** What you need to do **
Show each line from the listing that includes the word "label".

** Data supplied **
[BEGIN]

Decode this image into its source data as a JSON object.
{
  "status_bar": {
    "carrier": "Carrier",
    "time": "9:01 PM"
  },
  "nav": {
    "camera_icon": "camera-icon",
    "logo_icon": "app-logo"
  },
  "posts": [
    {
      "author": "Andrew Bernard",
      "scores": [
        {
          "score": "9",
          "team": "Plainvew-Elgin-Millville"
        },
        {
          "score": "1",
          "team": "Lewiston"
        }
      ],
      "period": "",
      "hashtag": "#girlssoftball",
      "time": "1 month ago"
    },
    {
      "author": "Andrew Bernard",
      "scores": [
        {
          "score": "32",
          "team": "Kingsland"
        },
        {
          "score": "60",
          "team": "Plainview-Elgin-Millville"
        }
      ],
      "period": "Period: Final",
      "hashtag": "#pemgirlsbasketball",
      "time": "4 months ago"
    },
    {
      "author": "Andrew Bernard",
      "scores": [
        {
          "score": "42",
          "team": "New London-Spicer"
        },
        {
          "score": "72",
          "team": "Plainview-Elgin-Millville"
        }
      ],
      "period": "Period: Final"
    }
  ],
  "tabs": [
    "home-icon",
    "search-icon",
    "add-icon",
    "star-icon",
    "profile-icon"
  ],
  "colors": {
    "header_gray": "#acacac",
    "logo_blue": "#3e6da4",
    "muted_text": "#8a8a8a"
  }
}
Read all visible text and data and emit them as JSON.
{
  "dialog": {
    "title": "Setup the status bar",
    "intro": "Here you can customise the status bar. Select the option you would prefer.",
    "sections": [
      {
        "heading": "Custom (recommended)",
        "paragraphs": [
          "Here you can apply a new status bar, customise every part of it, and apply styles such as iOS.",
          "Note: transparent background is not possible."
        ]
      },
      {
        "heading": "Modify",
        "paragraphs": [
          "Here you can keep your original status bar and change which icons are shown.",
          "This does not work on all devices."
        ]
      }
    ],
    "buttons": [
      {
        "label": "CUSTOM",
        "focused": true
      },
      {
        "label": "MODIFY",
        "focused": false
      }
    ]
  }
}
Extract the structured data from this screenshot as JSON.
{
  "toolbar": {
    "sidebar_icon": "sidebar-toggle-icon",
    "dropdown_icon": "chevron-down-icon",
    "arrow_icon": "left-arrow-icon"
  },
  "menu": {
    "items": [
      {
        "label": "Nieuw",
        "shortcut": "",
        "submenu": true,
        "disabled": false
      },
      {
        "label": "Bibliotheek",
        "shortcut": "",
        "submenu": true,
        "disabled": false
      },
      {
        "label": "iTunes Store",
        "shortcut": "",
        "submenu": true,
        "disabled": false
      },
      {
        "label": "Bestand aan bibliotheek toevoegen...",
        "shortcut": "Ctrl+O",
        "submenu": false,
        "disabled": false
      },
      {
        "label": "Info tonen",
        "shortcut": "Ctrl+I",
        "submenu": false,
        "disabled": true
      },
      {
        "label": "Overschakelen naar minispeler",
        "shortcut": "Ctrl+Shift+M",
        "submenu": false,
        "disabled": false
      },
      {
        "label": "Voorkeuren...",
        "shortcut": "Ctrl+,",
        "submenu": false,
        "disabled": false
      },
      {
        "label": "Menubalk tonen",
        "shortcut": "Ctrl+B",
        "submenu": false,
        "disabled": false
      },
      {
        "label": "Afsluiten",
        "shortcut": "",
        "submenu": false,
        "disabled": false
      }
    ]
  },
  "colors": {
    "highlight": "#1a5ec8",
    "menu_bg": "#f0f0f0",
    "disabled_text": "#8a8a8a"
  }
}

[END]

** Output of the exercise **
        "label": "CUSTOM",
        "label": "MODIFY",
        "label": "Nieuw",
        "label": "Bibliotheek",
        "label": "iTunes Store",
        "label": "Bestand aan bibliotheek toevoegen...",
        "label": "Info tonen",
        "label": "Overschakelen naar minispeler",
        "label": "Voorkeuren...",
        "label": "Menubalk tonen",
        "label": "Afsluiten",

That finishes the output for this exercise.